- What needs to be done -
Identify the lines that contain the string "screenshot" and report only how many there are.

--------------------------------

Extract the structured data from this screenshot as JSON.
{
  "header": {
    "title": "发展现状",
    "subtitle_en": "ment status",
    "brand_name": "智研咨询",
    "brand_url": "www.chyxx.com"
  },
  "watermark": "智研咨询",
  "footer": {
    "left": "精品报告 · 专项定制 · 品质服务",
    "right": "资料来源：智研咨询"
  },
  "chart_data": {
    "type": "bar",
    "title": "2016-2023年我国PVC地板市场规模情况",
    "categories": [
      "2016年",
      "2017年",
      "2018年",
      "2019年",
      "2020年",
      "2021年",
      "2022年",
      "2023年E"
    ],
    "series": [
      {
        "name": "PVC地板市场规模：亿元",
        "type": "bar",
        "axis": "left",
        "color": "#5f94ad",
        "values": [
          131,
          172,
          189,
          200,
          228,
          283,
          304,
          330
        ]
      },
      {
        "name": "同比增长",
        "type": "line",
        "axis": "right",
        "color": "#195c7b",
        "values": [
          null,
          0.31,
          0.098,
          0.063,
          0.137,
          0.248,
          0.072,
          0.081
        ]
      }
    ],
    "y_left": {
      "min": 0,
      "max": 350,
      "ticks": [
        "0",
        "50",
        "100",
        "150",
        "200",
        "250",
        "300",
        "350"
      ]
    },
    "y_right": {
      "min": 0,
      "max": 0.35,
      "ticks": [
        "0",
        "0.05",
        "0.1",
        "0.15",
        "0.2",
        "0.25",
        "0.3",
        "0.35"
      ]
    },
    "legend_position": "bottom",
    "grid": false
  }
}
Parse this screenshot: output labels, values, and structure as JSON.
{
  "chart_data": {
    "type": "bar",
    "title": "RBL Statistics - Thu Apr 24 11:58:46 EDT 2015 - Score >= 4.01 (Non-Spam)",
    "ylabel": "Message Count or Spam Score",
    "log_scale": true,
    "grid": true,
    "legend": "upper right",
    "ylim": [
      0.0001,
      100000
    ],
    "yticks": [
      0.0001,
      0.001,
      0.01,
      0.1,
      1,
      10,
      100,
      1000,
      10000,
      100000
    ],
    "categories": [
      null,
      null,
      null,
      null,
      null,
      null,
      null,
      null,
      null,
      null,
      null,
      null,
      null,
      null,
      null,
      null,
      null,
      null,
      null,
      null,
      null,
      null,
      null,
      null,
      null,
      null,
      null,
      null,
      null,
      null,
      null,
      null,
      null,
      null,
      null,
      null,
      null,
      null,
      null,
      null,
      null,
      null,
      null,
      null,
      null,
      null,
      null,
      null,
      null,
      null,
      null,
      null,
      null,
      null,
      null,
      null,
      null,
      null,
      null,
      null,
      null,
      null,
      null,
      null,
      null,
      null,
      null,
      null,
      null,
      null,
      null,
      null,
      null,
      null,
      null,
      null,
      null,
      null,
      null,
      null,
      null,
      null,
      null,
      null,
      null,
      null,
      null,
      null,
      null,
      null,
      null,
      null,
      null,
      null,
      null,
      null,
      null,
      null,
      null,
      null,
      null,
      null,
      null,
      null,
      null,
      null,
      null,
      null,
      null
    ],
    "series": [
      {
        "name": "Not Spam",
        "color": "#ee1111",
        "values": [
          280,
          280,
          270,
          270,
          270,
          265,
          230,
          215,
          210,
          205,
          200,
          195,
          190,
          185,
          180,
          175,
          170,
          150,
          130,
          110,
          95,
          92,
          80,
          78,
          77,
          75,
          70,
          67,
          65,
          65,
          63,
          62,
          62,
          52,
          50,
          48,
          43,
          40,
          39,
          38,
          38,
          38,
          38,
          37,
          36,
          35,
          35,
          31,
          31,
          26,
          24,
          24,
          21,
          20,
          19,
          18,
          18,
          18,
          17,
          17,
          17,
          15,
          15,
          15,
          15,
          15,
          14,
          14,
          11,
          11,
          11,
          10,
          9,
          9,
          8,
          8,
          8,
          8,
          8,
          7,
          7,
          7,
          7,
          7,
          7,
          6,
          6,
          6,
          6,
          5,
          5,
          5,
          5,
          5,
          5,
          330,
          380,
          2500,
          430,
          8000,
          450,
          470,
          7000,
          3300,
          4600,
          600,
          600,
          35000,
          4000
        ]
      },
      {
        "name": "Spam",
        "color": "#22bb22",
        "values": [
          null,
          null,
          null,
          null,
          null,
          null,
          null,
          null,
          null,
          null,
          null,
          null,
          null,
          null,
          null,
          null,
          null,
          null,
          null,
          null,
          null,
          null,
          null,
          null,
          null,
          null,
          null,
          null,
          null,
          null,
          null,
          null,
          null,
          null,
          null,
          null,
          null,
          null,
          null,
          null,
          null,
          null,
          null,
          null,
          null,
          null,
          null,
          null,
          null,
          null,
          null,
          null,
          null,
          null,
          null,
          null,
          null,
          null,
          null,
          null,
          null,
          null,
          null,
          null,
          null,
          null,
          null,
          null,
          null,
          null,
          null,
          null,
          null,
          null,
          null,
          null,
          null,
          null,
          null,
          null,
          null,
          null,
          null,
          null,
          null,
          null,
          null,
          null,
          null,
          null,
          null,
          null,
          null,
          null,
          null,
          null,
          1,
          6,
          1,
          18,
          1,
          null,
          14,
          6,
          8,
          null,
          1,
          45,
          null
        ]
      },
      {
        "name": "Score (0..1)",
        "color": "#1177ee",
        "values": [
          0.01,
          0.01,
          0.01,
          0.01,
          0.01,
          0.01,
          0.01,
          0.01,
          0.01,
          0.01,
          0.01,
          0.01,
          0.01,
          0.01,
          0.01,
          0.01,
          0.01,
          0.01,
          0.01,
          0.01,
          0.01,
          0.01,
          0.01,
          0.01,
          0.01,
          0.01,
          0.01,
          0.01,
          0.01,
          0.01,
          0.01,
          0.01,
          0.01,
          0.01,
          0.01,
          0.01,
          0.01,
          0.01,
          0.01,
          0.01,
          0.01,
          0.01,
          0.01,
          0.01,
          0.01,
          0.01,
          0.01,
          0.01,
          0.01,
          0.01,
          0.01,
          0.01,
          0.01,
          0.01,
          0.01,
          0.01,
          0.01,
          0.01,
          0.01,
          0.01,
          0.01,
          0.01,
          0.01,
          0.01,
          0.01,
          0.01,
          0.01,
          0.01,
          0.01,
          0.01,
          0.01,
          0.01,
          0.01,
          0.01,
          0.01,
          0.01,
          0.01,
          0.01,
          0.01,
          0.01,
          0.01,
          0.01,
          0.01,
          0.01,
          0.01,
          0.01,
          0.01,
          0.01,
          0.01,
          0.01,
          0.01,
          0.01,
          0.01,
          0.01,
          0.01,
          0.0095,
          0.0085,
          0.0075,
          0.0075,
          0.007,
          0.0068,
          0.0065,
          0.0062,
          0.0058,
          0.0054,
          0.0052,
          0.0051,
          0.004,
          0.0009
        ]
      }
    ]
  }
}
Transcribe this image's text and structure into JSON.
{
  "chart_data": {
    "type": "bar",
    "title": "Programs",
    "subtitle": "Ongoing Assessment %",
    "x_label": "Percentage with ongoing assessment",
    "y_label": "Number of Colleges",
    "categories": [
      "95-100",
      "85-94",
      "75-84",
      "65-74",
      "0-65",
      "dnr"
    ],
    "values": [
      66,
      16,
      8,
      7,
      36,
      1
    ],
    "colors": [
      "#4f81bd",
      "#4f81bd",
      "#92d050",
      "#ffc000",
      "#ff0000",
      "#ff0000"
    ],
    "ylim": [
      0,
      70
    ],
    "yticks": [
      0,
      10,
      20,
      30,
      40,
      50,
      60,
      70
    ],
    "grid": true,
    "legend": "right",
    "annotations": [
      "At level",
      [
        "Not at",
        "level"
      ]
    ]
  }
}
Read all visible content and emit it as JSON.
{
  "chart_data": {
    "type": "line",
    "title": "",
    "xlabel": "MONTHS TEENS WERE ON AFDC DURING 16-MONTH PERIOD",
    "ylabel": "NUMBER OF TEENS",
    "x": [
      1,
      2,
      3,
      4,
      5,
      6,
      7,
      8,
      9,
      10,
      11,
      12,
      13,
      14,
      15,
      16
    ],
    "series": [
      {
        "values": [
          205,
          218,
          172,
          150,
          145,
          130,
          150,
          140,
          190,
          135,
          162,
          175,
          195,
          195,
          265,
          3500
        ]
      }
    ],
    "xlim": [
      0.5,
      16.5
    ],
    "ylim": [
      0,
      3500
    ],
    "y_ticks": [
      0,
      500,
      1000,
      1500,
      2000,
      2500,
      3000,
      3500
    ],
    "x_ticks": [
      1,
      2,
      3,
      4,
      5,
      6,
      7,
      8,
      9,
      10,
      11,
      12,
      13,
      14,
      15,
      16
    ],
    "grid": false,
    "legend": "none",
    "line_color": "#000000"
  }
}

--------------------------------

- Solution to this exercise -
2